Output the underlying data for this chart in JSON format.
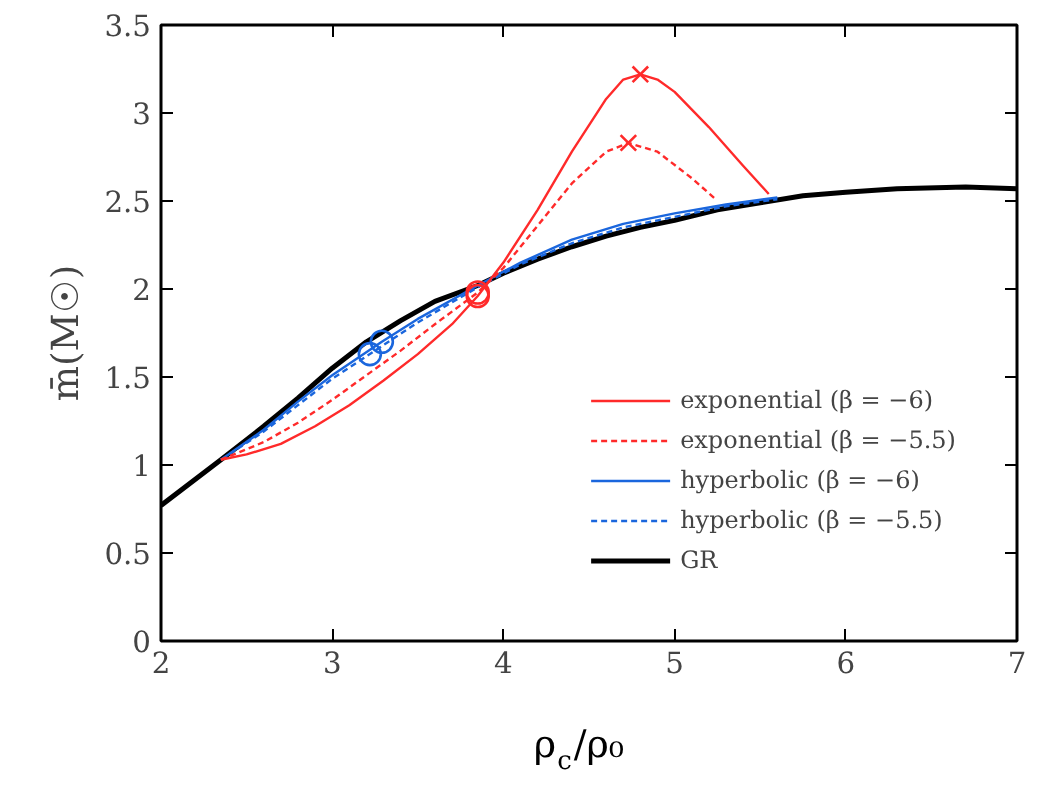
{
  "chart_data": {
    "type": "line",
    "xlabel": "ρ$_{c}$/ρ₀",
    "ylabel": "m̄(M☉)",
    "xlim": [
      2,
      7
    ],
    "ylim": [
      0,
      3.5
    ],
    "xticks": [
      2,
      3,
      4,
      5,
      6,
      7
    ],
    "yticks": [
      0,
      0.5,
      1,
      1.5,
      2,
      2.5,
      3,
      3.5
    ],
    "grid": false,
    "legend": "bottom right",
    "marker": "none",
    "series": [
      {
        "name": "exponential (β = −6)",
        "color": "#ff2a2a",
        "line_style": "solid",
        "x": [
          2.35,
          2.5,
          2.7,
          2.9,
          3.1,
          3.3,
          3.5,
          3.7,
          3.85,
          4.0,
          4.2,
          4.4,
          4.6,
          4.7,
          4.8,
          4.9,
          5.0,
          5.2,
          5.4,
          5.55
        ],
        "values": [
          1.03,
          1.06,
          1.12,
          1.22,
          1.34,
          1.48,
          1.63,
          1.8,
          1.96,
          2.15,
          2.45,
          2.78,
          3.08,
          3.19,
          3.22,
          3.19,
          3.12,
          2.92,
          2.7,
          2.54
        ]
      },
      {
        "name": "exponential (β = −5.5)",
        "color": "#ff2a2a",
        "line_style": "dashed",
        "x": [
          2.35,
          2.6,
          2.8,
          3.0,
          3.2,
          3.4,
          3.6,
          3.85,
          4.0,
          4.2,
          4.4,
          4.6,
          4.73,
          4.9,
          5.1,
          5.24
        ],
        "values": [
          1.03,
          1.13,
          1.24,
          1.37,
          1.51,
          1.65,
          1.8,
          1.98,
          2.12,
          2.36,
          2.6,
          2.78,
          2.83,
          2.78,
          2.63,
          2.51
        ]
      },
      {
        "name": "hyperbolic (β = −6)",
        "color": "#1a66dd",
        "line_style": "solid",
        "x": [
          2.35,
          2.6,
          2.8,
          3.0,
          3.29,
          3.5,
          3.85,
          4.1,
          4.4,
          4.7,
          5.0,
          5.3,
          5.6
        ],
        "values": [
          1.03,
          1.2,
          1.36,
          1.51,
          1.7,
          1.83,
          2.02,
          2.15,
          2.28,
          2.37,
          2.43,
          2.48,
          2.52
        ]
      },
      {
        "name": "hyperbolic (β = −5.5)",
        "color": "#1a66dd",
        "line_style": "dashed",
        "x": [
          2.35,
          2.6,
          2.8,
          3.0,
          3.22,
          3.5,
          3.85,
          4.1,
          4.4,
          4.7,
          5.0,
          5.3,
          5.6
        ],
        "values": [
          1.03,
          1.19,
          1.34,
          1.49,
          1.63,
          1.81,
          2.01,
          2.14,
          2.26,
          2.35,
          2.41,
          2.47,
          2.51
        ]
      },
      {
        "name": "GR",
        "color": "#000000",
        "line_style": "solid",
        "x": [
          2.0,
          2.35,
          2.6,
          2.8,
          3.0,
          3.2,
          3.4,
          3.6,
          3.85,
          4.0,
          4.2,
          4.4,
          4.6,
          4.8,
          5.0,
          5.25,
          5.5,
          5.75,
          6.0,
          6.3,
          6.7,
          7.0
        ],
        "values": [
          0.77,
          1.03,
          1.22,
          1.38,
          1.55,
          1.7,
          1.82,
          1.93,
          2.02,
          2.09,
          2.17,
          2.24,
          2.3,
          2.35,
          2.39,
          2.45,
          2.49,
          2.53,
          2.55,
          2.57,
          2.58,
          2.57
        ]
      },
      {
        "type": "scatter",
        "marker": "circle",
        "color": "#ff2a2a",
        "x": [
          3.85,
          3.85
        ],
        "values": [
          1.96,
          1.98
        ]
      },
      {
        "type": "scatter",
        "marker": "circle",
        "color": "#1a66dd",
        "x": [
          3.22,
          3.29
        ],
        "values": [
          1.63,
          1.7
        ]
      },
      {
        "type": "scatter",
        "marker": "cross",
        "color": "#ff2a2a",
        "x": [
          4.8,
          4.73
        ],
        "values": [
          3.22,
          2.83
        ]
      }
    ]
  }
}
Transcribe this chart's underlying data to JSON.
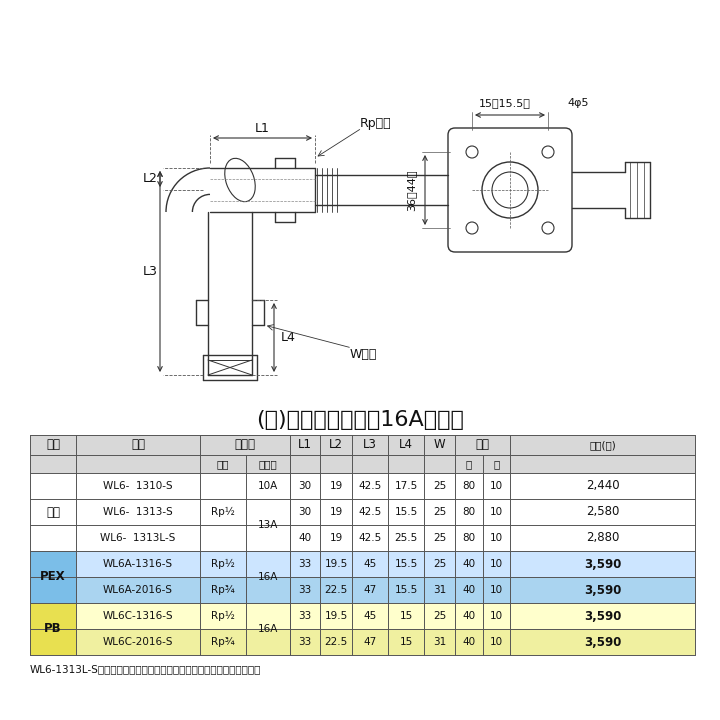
{
  "title_note": "(　)内寸法は呼び径16Aです。",
  "bg_color": "#ffffff",
  "border_color": "#555555",
  "header_bg": "#d8d8d8",
  "table_data": [
    {
      "tekiyo": "",
      "hinban": "WL6-  1310-S",
      "neji": "",
      "jushikan": "10A",
      "L1": "30",
      "L2": "19",
      "L3": "42.5",
      "L4": "17.5",
      "W": "25",
      "dai": "80",
      "sho": "10",
      "kakaku": "2,440",
      "bg": "#ffffff",
      "price_bold": false
    },
    {
      "tekiyo": "共用",
      "hinban": "WL6-  1313-S",
      "neji": "Rp½",
      "jushikan": "",
      "L1": "30",
      "L2": "19",
      "L3": "42.5",
      "L4": "15.5",
      "W": "25",
      "dai": "80",
      "sho": "10",
      "kakaku": "2,580",
      "bg": "#ffffff",
      "price_bold": false
    },
    {
      "tekiyo": "",
      "hinban": "WL6-  1313L-S",
      "neji": "",
      "jushikan": "13A",
      "L1": "40",
      "L2": "19",
      "L3": "42.5",
      "L4": "25.5",
      "W": "25",
      "dai": "80",
      "sho": "10",
      "kakaku": "2,880",
      "bg": "#ffffff",
      "price_bold": false
    },
    {
      "tekiyo": "PEX",
      "hinban": "WL6A-1316-S",
      "neji": "Rp½",
      "jushikan": "",
      "L1": "33",
      "L2": "19.5",
      "L3": "45",
      "L4": "15.5",
      "W": "25",
      "dai": "40",
      "sho": "10",
      "kakaku": "3,590",
      "bg": "#cce5ff",
      "price_bold": true
    },
    {
      "tekiyo": "",
      "hinban": "WL6A-2016-S",
      "neji": "Rp¾",
      "jushikan": "16A",
      "L1": "33",
      "L2": "22.5",
      "L3": "47",
      "L4": "15.5",
      "W": "31",
      "dai": "40",
      "sho": "10",
      "kakaku": "3,590",
      "bg": "#aad4f0",
      "price_bold": true
    },
    {
      "tekiyo": "PB",
      "hinban": "WL6C-1316-S",
      "neji": "Rp½",
      "jushikan": "",
      "L1": "33",
      "L2": "19.5",
      "L3": "45",
      "L4": "15",
      "W": "25",
      "dai": "40",
      "sho": "10",
      "kakaku": "3,590",
      "bg": "#ffffcc",
      "price_bold": true
    },
    {
      "tekiyo": "",
      "hinban": "WL6C-2016-S",
      "neji": "Rp¾",
      "jushikan": "16A",
      "L1": "33",
      "L2": "22.5",
      "L3": "47",
      "L4": "15",
      "W": "31",
      "dai": "40",
      "sho": "10",
      "kakaku": "3,590",
      "bg": "#f0f0a0",
      "price_bold": true
    }
  ],
  "footnote": "WL6-1313L-Sは首長になっており、持出しソケットが不要になります。",
  "tekiyo_pex_bg": "#9ec8e8",
  "tekiyo_pb_bg": "#e8e860",
  "diagram": {
    "lc": "#333333",
    "lw": 1.0
  }
}
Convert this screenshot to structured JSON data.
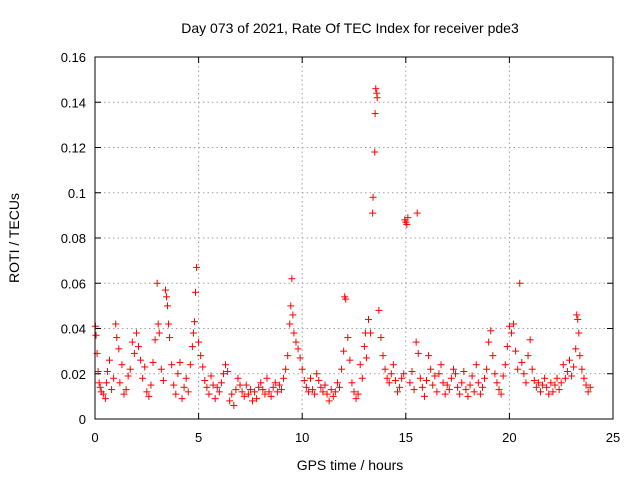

__OBJECTIVE__
Reproduce the listing exactly. Leave its pictures out.

__CORRECT RESPONSE__
Output the underlying data for this chart in JSON format.
{
  "chart_data": {
    "type": "line",
    "xlabel": "ρ$_{c}$/ρ₀",
    "ylabel": "m̄(M☉)",
    "xlim": [
      2,
      7
    ],
    "ylim": [
      0,
      3.5
    ],
    "xticks": [
      2,
      3,
      4,
      5,
      6,
      7
    ],
    "yticks": [
      0,
      0.5,
      1,
      1.5,
      2,
      2.5,
      3,
      3.5
    ],
    "grid": false,
    "legend": "bottom right",
    "marker": "none",
    "series": [
      {
        "name": "exponential (β = −6)",
        "color": "#ff2a2a",
        "line_style": "solid",
        "x": [
          2.35,
          2.5,
          2.7,
          2.9,
          3.1,
          3.3,
          3.5,
          3.7,
          3.85,
          4.0,
          4.2,
          4.4,
          4.6,
          4.7,
          4.8,
          4.9,
          5.0,
          5.2,
          5.4,
          5.55
        ],
        "values": [
          1.03,
          1.06,
          1.12,
          1.22,
          1.34,
          1.48,
          1.63,
          1.8,
          1.96,
          2.15,
          2.45,
          2.78,
          3.08,
          3.19,
          3.22,
          3.19,
          3.12,
          2.92,
          2.7,
          2.54
        ]
      },
      {
        "name": "exponential (β = −5.5)",
        "color": "#ff2a2a",
        "line_style": "dashed",
        "x": [
          2.35,
          2.6,
          2.8,
          3.0,
          3.2,
          3.4,
          3.6,
          3.85,
          4.0,
          4.2,
          4.4,
          4.6,
          4.73,
          4.9,
          5.1,
          5.24
        ],
        "values": [
          1.03,
          1.13,
          1.24,
          1.37,
          1.51,
          1.65,
          1.8,
          1.98,
          2.12,
          2.36,
          2.6,
          2.78,
          2.83,
          2.78,
          2.63,
          2.51
        ]
      },
      {
        "name": "hyperbolic (β = −6)",
        "color": "#1a66dd",
        "line_style": "solid",
        "x": [
          2.35,
          2.6,
          2.8,
          3.0,
          3.29,
          3.5,
          3.85,
          4.1,
          4.4,
          4.7,
          5.0,
          5.3,
          5.6
        ],
        "values": [
          1.03,
          1.2,
          1.36,
          1.51,
          1.7,
          1.83,
          2.02,
          2.15,
          2.28,
          2.37,
          2.43,
          2.48,
          2.52
        ]
      },
      {
        "name": "hyperbolic (β = −5.5)",
        "color": "#1a66dd",
        "line_style": "dashed",
        "x": [
          2.35,
          2.6,
          2.8,
          3.0,
          3.22,
          3.5,
          3.85,
          4.1,
          4.4,
          4.7,
          5.0,
          5.3,
          5.6
        ],
        "values": [
          1.03,
          1.19,
          1.34,
          1.49,
          1.63,
          1.81,
          2.01,
          2.14,
          2.26,
          2.35,
          2.41,
          2.47,
          2.51
        ]
      },
      {
        "name": "GR",
        "color": "#000000",
        "line_style": "solid",
        "x": [
          2.0,
          2.35,
          2.6,
          2.8,
          3.0,
          3.2,
          3.4,
          3.6,
          3.85,
          4.0,
          4.2,
          4.4,
          4.6,
          4.8,
          5.0,
          5.25,
          5.5,
          5.75,
          6.0,
          6.3,
          6.7,
          7.0
        ],
        "values": [
          0.77,
          1.03,
          1.22,
          1.38,
          1.55,
          1.7,
          1.82,
          1.93,
          2.02,
          2.09,
          2.17,
          2.24,
          2.3,
          2.35,
          2.39,
          2.45,
          2.49,
          2.53,
          2.55,
          2.57,
          2.58,
          2.57
        ]
      },
      {
        "type": "scatter",
        "marker": "circle",
        "color": "#ff2a2a",
        "x": [
          3.85,
          3.85
        ],
        "values": [
          1.96,
          1.98
        ]
      },
      {
        "type": "scatter",
        "marker": "circle",
        "color": "#1a66dd",
        "x": [
          3.22,
          3.29
        ],
        "values": [
          1.63,
          1.7
        ]
      },
      {
        "type": "scatter",
        "marker": "cross",
        "color": "#ff2a2a",
        "x": [
          4.8,
          4.73
        ],
        "values": [
          3.22,
          2.83
        ]
      }
    ]
  }
}
Transcribe this chart's underlying data to JSON.
{
  "title_note": "(　)内寸法は呼び径16Aです。",
  "bg_color": "#ffffff",
  "border_color": "#555555",
  "header_bg": "#d8d8d8",
  "table_data": [
    {
      "tekiyo": "",
      "hinban": "WL6-  1310-S",
      "neji": "",
      "jushikan": "10A",
      "L1": "30",
      "L2": "19",
      "L3": "42.5",
      "L4": "17.5",
      "W": "25",
      "dai": "80",
      "sho": "10",
      "kakaku": "2,440",
      "bg": "#ffffff",
      "price_bold": false
    },
    {
      "tekiyo": "共用",
      "hinban": "WL6-  1313-S",
      "neji": "Rp½",
      "jushikan": "",
      "L1": "30",
      "L2": "19",
      "L3": "42.5",
      "L4": "15.5",
      "W": "25",
      "dai": "80",
      "sho": "10",
      "kakaku": "2,580",
      "bg": "#ffffff",
      "price_bold": false
    },
    {
      "tekiyo": "",
      "hinban": "WL6-  1313L-S",
      "neji": "",
      "jushikan": "13A",
      "L1": "40",
      "L2": "19",
      "L3": "42.5",
      "L4": "25.5",
      "W": "25",
      "dai": "80",
      "sho": "10",
      "kakaku": "2,880",
      "bg": "#ffffff",
      "price_bold": false
    },
    {
      "tekiyo": "PEX",
      "hinban": "WL6A-1316-S",
      "neji": "Rp½",
      "jushikan": "",
      "L1": "33",
      "L2": "19.5",
      "L3": "45",
      "L4": "15.5",
      "W": "25",
      "dai": "40",
      "sho": "10",
      "kakaku": "3,590",
      "bg": "#cce5ff",
      "price_bold": true
    },
    {
      "tekiyo": "",
      "hinban": "WL6A-2016-S",
      "neji": "Rp¾",
      "jushikan": "16A",
      "L1": "33",
      "L2": "22.5",
      "L3": "47",
      "L4": "15.5",
      "W": "31",
      "dai": "40",
      "sho": "10",
      "kakaku": "3,590",
      "bg": "#aad4f0",
      "price_bold": true
    },
    {
      "tekiyo": "PB",
      "hinban": "WL6C-1316-S",
      "neji": "Rp½",
      "jushikan": "",
      "L1": "33",
      "L2": "19.5",
      "L3": "45",
      "L4": "15",
      "W": "25",
      "dai": "40",
      "sho": "10",
      "kakaku": "3,590",
      "bg": "#ffffcc",
      "price_bold": true
    },
    {
      "tekiyo": "",
      "hinban": "WL6C-2016-S",
      "neji": "Rp¾",
      "jushikan": "16A",
      "L1": "33",
      "L2": "22.5",
      "L3": "47",
      "L4": "15",
      "W": "31",
      "dai": "40",
      "sho": "10",
      "kakaku": "3,590",
      "bg": "#f0f0a0",
      "price_bold": true
    }
  ],
  "footnote": "WL6-1313L-Sは首長になっており、持出しソケットが不要になります。",
  "tekiyo_pex_bg": "#9ec8e8",
  "tekiyo_pb_bg": "#e8e860",
  "diagram": {
    "lc": "#333333",
    "lw": 1.0
  }
}
Convert this screenshot to structured JSON data.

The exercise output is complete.